• **PROBLEM**:
Retype the whole listing below, character for character.

....................

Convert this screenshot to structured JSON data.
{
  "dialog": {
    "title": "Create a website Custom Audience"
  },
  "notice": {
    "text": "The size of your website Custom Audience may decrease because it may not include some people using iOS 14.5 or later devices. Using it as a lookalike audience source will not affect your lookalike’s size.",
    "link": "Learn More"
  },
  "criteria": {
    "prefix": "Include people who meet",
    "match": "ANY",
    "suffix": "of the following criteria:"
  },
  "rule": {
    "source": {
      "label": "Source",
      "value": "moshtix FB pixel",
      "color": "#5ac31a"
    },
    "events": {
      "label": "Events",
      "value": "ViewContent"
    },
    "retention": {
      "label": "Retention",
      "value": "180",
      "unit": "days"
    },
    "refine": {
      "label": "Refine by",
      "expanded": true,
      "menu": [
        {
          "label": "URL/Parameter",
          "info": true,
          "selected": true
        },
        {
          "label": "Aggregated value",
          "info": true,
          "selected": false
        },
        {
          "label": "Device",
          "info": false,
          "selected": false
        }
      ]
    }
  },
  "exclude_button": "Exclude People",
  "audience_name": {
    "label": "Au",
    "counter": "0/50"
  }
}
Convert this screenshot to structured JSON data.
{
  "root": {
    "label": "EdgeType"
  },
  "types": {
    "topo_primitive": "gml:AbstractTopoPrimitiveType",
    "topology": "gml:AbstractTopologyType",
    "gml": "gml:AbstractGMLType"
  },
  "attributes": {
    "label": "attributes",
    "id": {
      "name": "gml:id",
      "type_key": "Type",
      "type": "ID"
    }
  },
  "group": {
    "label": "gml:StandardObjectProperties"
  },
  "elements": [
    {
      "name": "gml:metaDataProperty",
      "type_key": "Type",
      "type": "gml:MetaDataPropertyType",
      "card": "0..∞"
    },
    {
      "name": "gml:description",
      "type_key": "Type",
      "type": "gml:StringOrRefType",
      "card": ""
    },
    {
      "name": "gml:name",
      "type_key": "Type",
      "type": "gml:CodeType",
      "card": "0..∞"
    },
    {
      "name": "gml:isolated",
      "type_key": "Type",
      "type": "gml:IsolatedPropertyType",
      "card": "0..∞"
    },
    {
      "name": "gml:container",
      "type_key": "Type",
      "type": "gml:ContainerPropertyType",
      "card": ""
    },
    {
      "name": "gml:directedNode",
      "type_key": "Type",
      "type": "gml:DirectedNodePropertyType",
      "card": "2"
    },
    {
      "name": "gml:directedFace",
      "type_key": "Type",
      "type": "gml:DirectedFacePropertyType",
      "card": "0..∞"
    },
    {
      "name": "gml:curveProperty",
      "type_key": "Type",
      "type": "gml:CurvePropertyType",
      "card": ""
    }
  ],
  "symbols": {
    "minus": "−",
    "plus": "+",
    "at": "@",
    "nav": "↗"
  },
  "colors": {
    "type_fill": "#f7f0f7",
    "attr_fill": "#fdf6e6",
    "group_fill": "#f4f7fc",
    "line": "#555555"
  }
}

....................

• **RESULT OF THIS TASK**:
Convert this screenshot to structured JSON data.
{
  "dialog": {
    "title": "Create a website Custom Audience"
  },
  "notice": {
    "text": "The size of your website Custom Audience may decrease because it may not include some people using iOS 14.5 or later devices. Using it as a lookalike audience source will not affect your lookalike’s size.",
    "link": "Learn More"
  },
  "criteria": {
    "prefix": "Include people who meet",
    "match": "ANY",
    "suffix": "of the following criteria:"
  },
  "rule": {
    "source": {
      "label": "Source",
      "value": "moshtix FB pixel",
      "color": "#5ac31a"
    },
    "events": {
      "label": "Events",
      "value": "ViewContent"
    },
    "retention": {
      "label": "Retention",
      "value": "180",
      "unit": "days"
    },
    "refine": {
      "label": "Refine by",
      "expanded": true,
      "menu": [
        {
          "label": "URL/Parameter",
          "info": true,
          "selected": true
        },
        {
          "label": "Aggregated value",
          "info": true,
          "selected": false
        },
        {
          "label": "Device",
          "info": false,
          "selected": false
        }
      ]
    }
  },
  "exclude_button": "Exclude People",
  "audience_name": {
    "label": "Au",
    "counter": "0/50"
  }
}
Convert this screenshot to structured JSON data.
{
  "root": {
    "label": "EdgeType"
  },
  "types": {
    "topo_primitive": "gml:AbstractTopoPrimitiveType",
    "topology": "gml:AbstractTopologyType",
    "gml": "gml:AbstractGMLType"
  },
  "attributes": {
    "label": "attributes",
    "id": {
      "name": "gml:id",
      "type_key": "Type",
      "type": "ID"
    }
  },
  "group": {
    "label": "gml:StandardObjectProperties"
  },
  "elements": [
    {
      "name": "gml:metaDataProperty",
      "type_key": "Type",
      "type": "gml:MetaDataPropertyType",
      "card": "0..∞"
    },
    {
      "name": "gml:description",
      "type_key": "Type",
      "type": "gml:StringOrRefType",
      "card": ""
    },
    {
      "name": "gml:name",
      "type_key": "Type",
      "type": "gml:CodeType",
      "card": "0..∞"
    },
    {
      "name": "gml:isolated",
      "type_key": "Type",
      "type": "gml:IsolatedPropertyType",
      "card": "0..∞"
    },
    {
      "name": "gml:container",
      "type_key": "Type",
      "type": "gml:ContainerPropertyType",
      "card": ""
    },
    {
      "name": "gml:directedNode",
      "type_key": "Type",
      "type": "gml:DirectedNodePropertyType",
      "card": "2"
    },
    {
      "name": "gml:directedFace",
      "type_key": "Type",
      "type": "gml:DirectedFacePropertyType",
      "card": "0..∞"
    },
    {
      "name": "gml:curveProperty",
      "type_key": "Type",
      "type": "gml:CurvePropertyType",
      "card": ""
    }
  ],
  "symbols": {
    "minus": "−",
    "plus": "+",
    "at": "@",
    "nav": "↗"
  },
  "colors": {
    "type_fill": "#f7f0f7",
    "attr_fill": "#fdf6e6",
    "group_fill": "#f4f7fc",
    "line": "#555555"
  }
}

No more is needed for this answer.